=== RECORDED DATA ===

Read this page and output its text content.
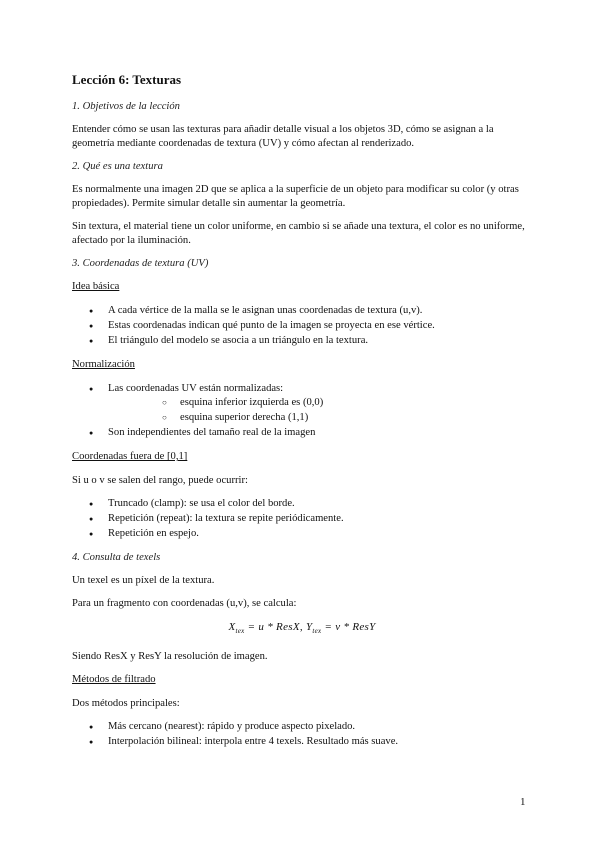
Lección 6: Texturas
1. Objetivos de la lección

Entender cómo se usan las texturas para añadir detalle visual a los objetos 3D, cómo se asignan a la geometría mediante coordenadas de textura (UV) y cómo afectan al renderizado.

2. Qué es una textura

Es normalmente una imagen 2D que se aplica a la superficie de un objeto para modificar su color (y otras propiedades). Permite simular detalle sin aumentar la geometría.

Sin textura, el material tiene un color uniforme, en cambio si se añade una textura, el color es no uniforme, afectado por la iluminación.

3. Coordenadas de textura (UV)

Idea básica

● A cada vértice de la malla se le asignan unas coordenadas de textura (u,v).
● Estas coordenadas indican qué punto de la imagen se proyecta en ese vértice.
● El triángulo del modelo se asocia a un triángulo en la textura.

Normalización

● Las coordenadas UV están normalizadas:
○ esquina inferior izquierda es (0,0)
○ esquina superior derecha (1,1)
● Son independientes del tamaño real de la imagen

Coordenadas fuera de [0,1]

Si u o v se salen del rango, puede ocurrir:

● Truncado (clamp): se usa el color del borde.
● Repetición (repeat): la textura se repite periódicamente.
● Repetición en espejo.
4. Consulta de texels

Un texel es un píxel de la textura.

Para un fragmento con coordenadas (u,v), se calcula:

$X_{tex} = u$ * ResX, $Y_{tex} = v$ * ResY

Siendo ResX y ResY la resolución de imagen.

Métodos de filtrado

Dos métodos principales:

● Más cercano (nearest): rápido y produce aspecto pixelado.
● Interpolación bilineal: interpola entre 4 texels. Resultado más suave.
1
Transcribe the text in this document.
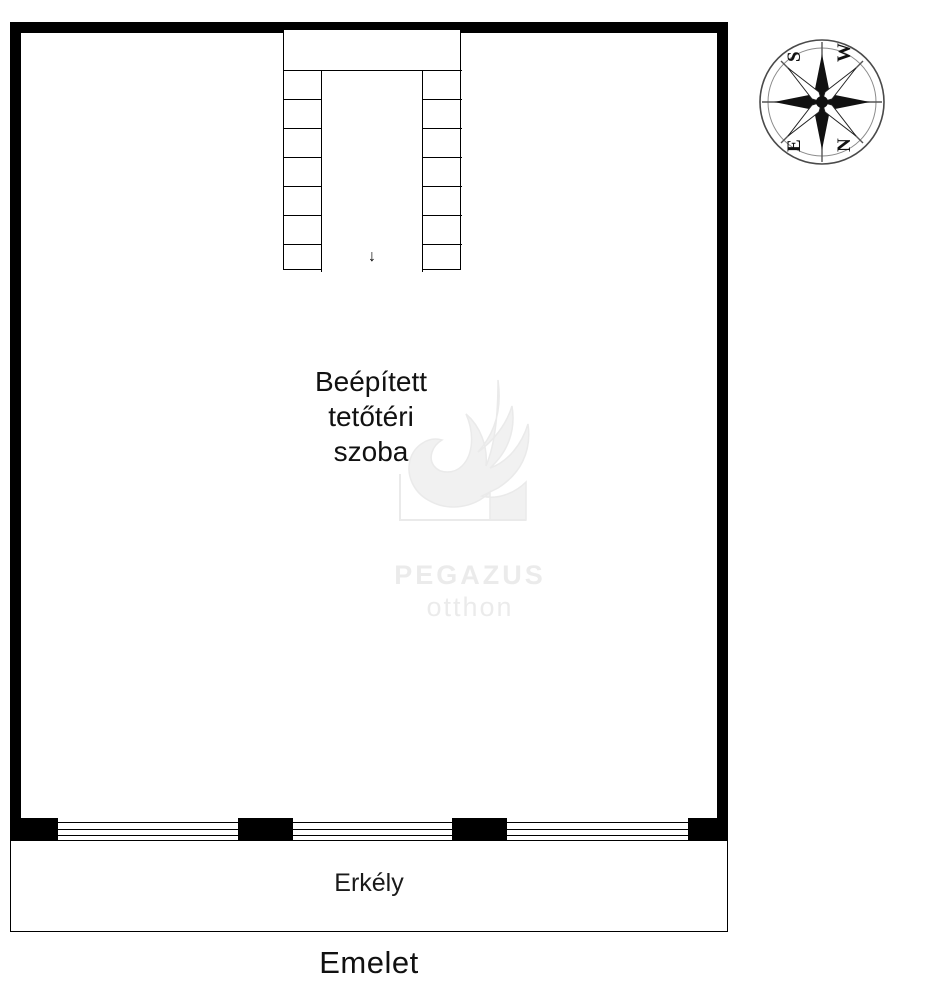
↓
Beépített
tetőtéri
szoba
PEGAZUS
otthon
Erkély
Emelet
S W
E N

===

Identify the lines in the entries above that contain "ResX", then copy them out.

$X_{tex} = u$ * ResX, $Y_{tex} = v$ * ResY
Siendo ResX y ResY la resolución de imagen.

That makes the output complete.